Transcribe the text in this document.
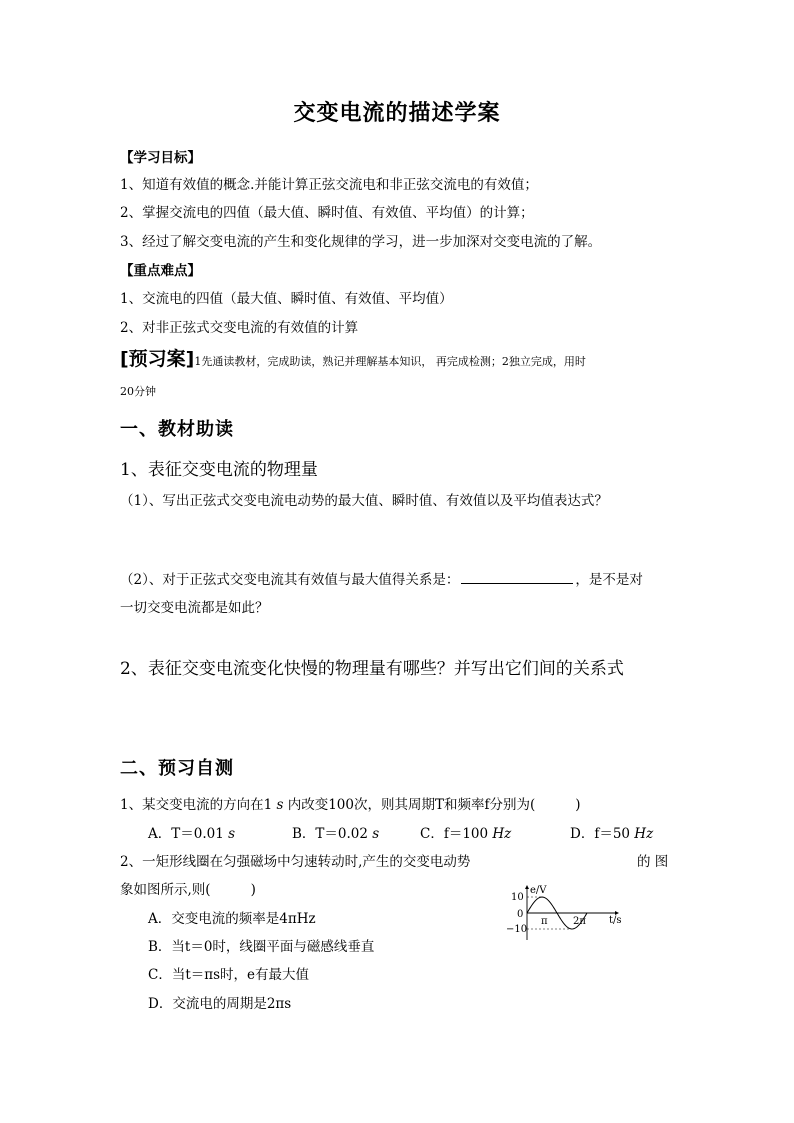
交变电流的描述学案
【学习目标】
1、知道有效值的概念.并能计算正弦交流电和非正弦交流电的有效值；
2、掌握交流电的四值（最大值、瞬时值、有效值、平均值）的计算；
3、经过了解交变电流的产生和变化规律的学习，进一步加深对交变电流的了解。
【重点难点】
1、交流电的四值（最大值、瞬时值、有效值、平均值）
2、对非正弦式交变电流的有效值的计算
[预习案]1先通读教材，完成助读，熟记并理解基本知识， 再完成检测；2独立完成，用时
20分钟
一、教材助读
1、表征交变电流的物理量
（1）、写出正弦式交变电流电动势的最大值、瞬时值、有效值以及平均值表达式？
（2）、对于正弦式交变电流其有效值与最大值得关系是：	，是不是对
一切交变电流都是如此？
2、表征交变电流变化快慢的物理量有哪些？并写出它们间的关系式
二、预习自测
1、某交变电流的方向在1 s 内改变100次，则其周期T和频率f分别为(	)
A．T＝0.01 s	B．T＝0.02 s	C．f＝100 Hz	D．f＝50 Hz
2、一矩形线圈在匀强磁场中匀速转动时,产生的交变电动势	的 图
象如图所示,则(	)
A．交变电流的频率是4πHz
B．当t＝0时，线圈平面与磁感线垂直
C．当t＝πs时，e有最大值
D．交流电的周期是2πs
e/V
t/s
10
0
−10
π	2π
--
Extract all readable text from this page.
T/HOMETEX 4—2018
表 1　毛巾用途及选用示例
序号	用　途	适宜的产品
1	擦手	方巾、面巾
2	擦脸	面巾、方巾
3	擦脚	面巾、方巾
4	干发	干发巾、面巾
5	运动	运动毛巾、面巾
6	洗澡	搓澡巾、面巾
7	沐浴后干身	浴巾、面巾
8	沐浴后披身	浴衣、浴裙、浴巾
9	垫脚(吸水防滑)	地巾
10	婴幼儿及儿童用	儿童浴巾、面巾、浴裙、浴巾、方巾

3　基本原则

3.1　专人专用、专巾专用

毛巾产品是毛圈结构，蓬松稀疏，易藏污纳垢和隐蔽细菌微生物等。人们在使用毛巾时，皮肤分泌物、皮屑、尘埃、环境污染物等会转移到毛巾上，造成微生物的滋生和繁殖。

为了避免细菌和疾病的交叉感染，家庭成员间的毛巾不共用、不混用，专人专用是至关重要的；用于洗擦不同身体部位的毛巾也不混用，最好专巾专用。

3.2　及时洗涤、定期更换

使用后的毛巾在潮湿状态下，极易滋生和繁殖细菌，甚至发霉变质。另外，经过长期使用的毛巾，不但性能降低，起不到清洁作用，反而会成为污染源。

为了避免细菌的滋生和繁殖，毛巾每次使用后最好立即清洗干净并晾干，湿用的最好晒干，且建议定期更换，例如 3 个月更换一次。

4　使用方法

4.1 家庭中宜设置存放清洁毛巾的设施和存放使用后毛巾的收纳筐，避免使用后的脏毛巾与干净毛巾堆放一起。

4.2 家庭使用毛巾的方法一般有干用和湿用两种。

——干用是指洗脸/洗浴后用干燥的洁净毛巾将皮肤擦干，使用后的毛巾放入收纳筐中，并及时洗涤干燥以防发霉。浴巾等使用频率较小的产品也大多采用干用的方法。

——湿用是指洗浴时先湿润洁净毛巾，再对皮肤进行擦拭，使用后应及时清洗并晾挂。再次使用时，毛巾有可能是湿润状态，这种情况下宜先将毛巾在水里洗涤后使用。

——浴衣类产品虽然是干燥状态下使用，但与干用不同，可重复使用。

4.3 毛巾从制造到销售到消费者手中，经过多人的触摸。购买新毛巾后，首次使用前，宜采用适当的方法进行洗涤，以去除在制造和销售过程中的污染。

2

▶ _WHAT NEEDS TO BE DONE_: Identify and list each line with the word "text".

▶ _COMPLETED TASK_:
Transcribe the text in this document.
Extract all readable text from this page.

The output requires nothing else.